== WRITTEN PROBLEM ==
Pull out every line below holding the word "Inventory".

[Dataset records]
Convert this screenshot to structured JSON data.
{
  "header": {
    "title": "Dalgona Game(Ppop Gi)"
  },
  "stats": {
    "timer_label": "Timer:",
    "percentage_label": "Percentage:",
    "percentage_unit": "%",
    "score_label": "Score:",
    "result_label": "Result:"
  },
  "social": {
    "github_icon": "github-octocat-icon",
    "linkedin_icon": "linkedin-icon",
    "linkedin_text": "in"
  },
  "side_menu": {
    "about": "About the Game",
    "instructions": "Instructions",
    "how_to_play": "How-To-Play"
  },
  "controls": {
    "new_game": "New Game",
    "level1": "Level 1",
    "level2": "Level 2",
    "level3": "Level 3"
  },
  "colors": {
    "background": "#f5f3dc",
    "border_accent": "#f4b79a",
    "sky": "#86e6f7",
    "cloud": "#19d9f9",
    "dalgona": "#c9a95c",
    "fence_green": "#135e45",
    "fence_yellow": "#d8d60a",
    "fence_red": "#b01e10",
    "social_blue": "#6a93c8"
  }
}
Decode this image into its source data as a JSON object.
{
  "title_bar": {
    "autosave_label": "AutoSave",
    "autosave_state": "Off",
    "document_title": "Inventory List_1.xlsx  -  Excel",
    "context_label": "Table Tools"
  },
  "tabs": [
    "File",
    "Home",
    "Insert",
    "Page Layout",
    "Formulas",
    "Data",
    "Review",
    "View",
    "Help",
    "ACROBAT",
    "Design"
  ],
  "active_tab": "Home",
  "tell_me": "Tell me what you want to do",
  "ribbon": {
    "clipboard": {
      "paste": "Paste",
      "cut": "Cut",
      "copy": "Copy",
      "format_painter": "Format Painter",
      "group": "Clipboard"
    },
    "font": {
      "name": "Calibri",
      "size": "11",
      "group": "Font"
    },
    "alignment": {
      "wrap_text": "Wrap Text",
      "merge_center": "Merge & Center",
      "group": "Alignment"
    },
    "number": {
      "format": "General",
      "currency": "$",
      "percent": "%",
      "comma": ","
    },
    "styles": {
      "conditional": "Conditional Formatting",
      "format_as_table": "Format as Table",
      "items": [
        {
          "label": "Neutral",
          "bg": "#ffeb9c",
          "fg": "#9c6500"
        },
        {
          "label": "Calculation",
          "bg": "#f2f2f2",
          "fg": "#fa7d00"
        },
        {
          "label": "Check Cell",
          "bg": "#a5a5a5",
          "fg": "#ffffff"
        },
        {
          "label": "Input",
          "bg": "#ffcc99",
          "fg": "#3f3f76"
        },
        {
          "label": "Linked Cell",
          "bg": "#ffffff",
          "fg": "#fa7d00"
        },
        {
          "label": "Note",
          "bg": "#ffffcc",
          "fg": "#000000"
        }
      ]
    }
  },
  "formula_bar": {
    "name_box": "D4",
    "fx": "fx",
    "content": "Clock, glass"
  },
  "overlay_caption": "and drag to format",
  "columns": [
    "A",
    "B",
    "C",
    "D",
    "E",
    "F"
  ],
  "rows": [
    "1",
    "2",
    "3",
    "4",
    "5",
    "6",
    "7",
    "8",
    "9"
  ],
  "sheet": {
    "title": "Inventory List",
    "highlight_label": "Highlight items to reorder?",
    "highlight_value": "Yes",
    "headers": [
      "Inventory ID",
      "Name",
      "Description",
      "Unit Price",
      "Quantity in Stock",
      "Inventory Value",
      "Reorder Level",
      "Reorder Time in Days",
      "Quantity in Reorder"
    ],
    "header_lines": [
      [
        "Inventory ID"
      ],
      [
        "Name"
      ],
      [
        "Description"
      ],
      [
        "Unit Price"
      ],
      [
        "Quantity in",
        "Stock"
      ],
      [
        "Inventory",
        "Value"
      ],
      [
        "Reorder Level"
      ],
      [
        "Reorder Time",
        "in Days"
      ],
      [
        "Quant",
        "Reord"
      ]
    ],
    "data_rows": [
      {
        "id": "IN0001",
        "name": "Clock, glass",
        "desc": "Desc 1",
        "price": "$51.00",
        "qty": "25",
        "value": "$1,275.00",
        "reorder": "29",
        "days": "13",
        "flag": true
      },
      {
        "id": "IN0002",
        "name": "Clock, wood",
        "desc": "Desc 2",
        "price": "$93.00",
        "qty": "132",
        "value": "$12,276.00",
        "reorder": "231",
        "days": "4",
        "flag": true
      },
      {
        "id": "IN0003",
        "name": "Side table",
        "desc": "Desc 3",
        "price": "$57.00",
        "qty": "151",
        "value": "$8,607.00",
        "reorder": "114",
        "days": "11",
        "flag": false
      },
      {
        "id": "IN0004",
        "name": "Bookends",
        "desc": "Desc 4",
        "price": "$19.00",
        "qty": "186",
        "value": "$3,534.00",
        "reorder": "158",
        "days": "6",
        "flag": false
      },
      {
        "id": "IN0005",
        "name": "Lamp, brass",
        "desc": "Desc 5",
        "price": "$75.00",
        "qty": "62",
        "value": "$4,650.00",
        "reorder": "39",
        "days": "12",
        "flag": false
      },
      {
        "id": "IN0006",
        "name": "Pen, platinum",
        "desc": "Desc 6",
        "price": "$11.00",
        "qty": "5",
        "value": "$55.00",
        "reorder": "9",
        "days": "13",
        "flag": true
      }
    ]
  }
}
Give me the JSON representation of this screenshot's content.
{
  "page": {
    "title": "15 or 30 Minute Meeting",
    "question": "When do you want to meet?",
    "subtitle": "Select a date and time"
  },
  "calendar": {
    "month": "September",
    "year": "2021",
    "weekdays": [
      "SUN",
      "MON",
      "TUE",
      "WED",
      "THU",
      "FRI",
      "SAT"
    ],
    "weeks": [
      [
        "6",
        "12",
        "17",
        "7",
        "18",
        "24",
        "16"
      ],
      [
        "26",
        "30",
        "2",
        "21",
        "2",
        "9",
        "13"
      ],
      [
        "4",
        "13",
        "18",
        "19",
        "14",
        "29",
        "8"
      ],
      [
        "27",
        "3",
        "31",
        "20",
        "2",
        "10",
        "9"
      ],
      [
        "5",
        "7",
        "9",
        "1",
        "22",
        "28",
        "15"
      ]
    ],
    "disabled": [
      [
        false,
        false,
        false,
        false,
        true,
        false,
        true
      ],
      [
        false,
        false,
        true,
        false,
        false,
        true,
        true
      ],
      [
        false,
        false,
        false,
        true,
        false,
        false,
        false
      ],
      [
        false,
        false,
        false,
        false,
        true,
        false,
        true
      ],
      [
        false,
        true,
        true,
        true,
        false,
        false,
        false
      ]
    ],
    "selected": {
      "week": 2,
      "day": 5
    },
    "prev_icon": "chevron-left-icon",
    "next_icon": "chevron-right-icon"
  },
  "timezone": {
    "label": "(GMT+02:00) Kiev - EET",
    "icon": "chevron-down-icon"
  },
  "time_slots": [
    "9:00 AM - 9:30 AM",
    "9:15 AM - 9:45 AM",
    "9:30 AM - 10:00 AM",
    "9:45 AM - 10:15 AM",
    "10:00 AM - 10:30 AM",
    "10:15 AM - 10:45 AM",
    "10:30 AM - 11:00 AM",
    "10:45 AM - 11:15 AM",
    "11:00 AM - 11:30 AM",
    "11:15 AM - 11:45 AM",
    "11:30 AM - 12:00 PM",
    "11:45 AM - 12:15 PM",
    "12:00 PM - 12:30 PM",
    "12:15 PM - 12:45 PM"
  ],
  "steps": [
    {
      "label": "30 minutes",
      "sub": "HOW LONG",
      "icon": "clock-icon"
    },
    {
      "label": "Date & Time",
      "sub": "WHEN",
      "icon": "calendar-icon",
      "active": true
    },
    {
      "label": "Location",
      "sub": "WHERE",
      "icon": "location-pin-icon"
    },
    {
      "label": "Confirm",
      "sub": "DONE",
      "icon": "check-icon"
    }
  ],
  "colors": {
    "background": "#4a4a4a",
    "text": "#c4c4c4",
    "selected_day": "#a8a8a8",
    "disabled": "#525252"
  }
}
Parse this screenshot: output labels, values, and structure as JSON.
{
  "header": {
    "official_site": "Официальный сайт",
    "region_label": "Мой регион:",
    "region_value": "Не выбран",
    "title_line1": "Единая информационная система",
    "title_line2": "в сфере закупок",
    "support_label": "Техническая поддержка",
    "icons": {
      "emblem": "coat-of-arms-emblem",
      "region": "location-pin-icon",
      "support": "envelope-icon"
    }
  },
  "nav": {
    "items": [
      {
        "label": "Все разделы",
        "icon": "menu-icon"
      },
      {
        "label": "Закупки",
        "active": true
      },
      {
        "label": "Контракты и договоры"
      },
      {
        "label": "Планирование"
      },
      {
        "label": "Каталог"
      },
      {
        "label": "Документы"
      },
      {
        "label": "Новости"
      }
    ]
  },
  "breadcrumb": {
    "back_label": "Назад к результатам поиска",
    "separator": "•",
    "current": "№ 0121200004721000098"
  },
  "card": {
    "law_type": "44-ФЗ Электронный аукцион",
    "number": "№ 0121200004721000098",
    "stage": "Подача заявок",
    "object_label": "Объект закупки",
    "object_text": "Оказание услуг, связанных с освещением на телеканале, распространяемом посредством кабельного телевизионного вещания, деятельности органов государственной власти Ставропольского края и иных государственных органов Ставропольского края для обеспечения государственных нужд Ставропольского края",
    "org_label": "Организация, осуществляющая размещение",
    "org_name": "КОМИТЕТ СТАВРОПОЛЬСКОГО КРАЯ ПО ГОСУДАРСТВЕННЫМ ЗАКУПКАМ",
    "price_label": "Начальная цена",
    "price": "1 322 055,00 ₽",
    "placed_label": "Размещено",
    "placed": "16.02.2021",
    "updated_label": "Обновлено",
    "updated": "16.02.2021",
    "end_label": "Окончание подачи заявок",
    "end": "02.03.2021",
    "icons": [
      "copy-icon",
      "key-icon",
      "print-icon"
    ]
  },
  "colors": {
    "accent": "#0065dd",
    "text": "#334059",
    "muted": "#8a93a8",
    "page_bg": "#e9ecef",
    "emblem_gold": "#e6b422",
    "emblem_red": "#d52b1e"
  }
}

== RESPONSE TO THE EXERCISE ==
    "document_title": "Inventory List_1.xlsx  -  Excel",
    "title": "Inventory List",
      "Inventory ID",
      "Inventory Value",
        "Inventory ID"
        "Inventory",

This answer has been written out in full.